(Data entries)
★ ★ ★ ★ ★ ★ ★

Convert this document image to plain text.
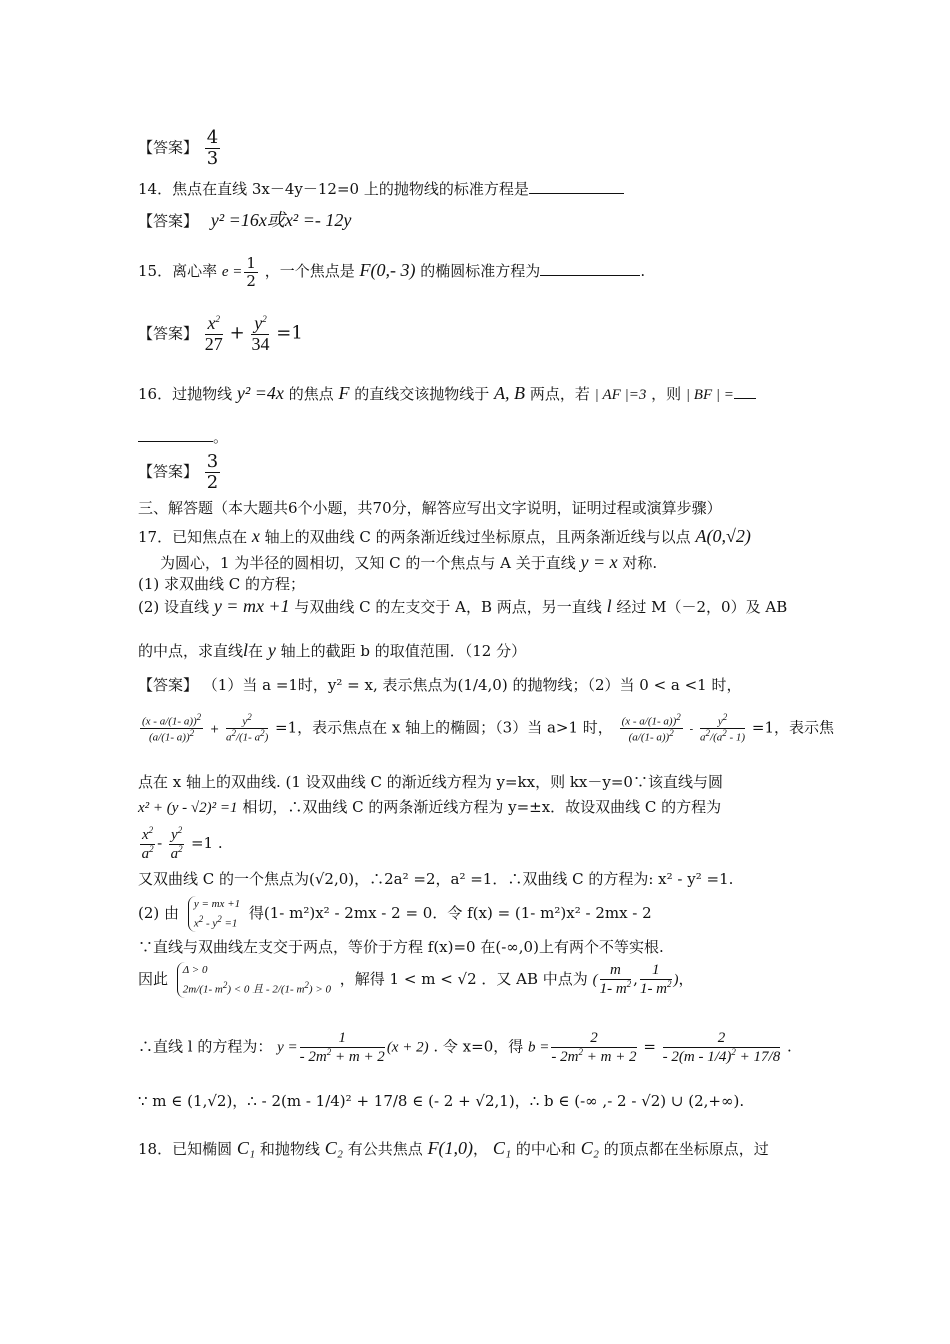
【答案】 $\frac{4}{3}$
14．焦点在直线 3x－4y－12=0 上的抛物线的标准方程是
【答案】 y² =16x或x² =- 12y
15．离心率 $e = \frac{1}{2}$ ，一个焦点是 F(0,- 3) 的椭圆标准方程为	.
【答案】 $\frac{x^2}{27} + \frac{y^2}{34} =1$
16．过抛物线 y² =4x 的焦点 F 的直线交该抛物线于 A, B 两点，若 | AF |=3 ，则 | BF | =
。
【答案】 $\frac{3}{2}$
三、解答题（本大题共6个小题，共70分，解答应写出文字说明，证明过程或演算步骤）
17．已知焦点在 x 轴上的双曲线 C 的两条渐近线过坐标原点，且两条渐近线与以点 A(0,√2)
为圆心，1 为半径的圆相切，又知 C 的一个焦点与 A 关于直线 y = x 对称.
(1) 求双曲线 C 的方程；
(2) 设直线 y = mx +1 与双曲线 C 的左支交于 A，B 两点，另一直线 l 经过 M（－2，0）及 AB
的中点，求直线l在 y 轴上的截距 b 的取值范围．（12 分）
【答案】 （1）当 a =1时，y² = x, 表示焦点为(1/4,0) 的抛物线；（2）当 0 < a <1 时，
$\frac{(x - a/(1- a))^2}{(a/(1- a))^2} + \frac{y^2}{a^2/(1- a^2)} =1$，表示焦点在 x 轴上的椭圆；（3）当 a>1 时， $\frac{(x - a/(1- a))^2}{(a/(1- a))^2} - \frac{y^2}{a^2/(a^2 - 1)} =1$，表示焦
点在 x 轴上的双曲线. (1 设双曲线 C 的渐近线方程为 y=kx，则 kx－y=0∵该直线与圆
x² + (y - √2)² =1 相切，∴双曲线 C 的两条渐近线方程为 y=±x．故设双曲线 C 的方程为
$\frac{x^2}{a^2} - \frac{y^2}{a^2} =1$ .
又双曲线 C 的一个焦点为(√2,0)，∴2a² =2，a² =1．∴双曲线 C 的方程为: x² - y² =1.
(2) 由 y = mx +1
$x^2 - y^2 =1$
得(1- m²)x² - 2mx - 2 = 0．令 f(x) = (1- m²)x² - 2mx - 2
∵直线与双曲线左支交于两点，等价于方程 f(x)=0 在(-∞,0)上有两个不等实根.
因此 Δ > 0
2m/(1- $m^2) < 0$ 且 - 2/(1- $m^2) > 0$
，解得 1 < m < √2 ．又 AB 中点为 ( $\frac{m}{1- m^2}$ , $\frac{1}{1- m^2}$ )，
∴直线 l 的方程为： $y = \frac{1}{- 2m^2 + m + 2} (x + 2)$ . 令 x=0，得 $b = \frac{2}{- 2m^2 + m + 2} = \frac{2}{- 2(m - 1/4)^2 + 17/8}$ .
∵ m ∈ (1,√2)，∴ - 2(m - 1/4)² + 17/8 ∈ (- 2 + √2,1)，∴ b ∈ (-∞ ,- 2 - √2) ∪ (2,+∞).
18．已知椭圆 C₁ 和抛物线 C₂ 有公共焦点 F(1,0)， C₁ 的中心和 C₂ 的顶点都在坐标原点，过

★ ★ ★ ★ ★ ★ ★

◆ **Set problem**: In the entries above, find every line holding the word "的方程为" and copy it out.

◆ **Result**:
x² + (y - √2)² =1 相切，∴双曲线 C 的两条渐近线方程为 y=±x．故设双曲线 C 的方程为
又双曲线 C 的一个焦点为(√2,0)，∴2a² =2，a² =1．∴双曲线 C 的方程为: x² - y² =1.
∴直线 l 的方程为： $y = \frac{1}{- 2m^2 + m + 2} (x + 2)$ . 令 x=0，得 $b = \frac{2}{- 2m^2 + m + 2} = \frac{2}{- 2(m - 1/4)^2 + 17/8}$ .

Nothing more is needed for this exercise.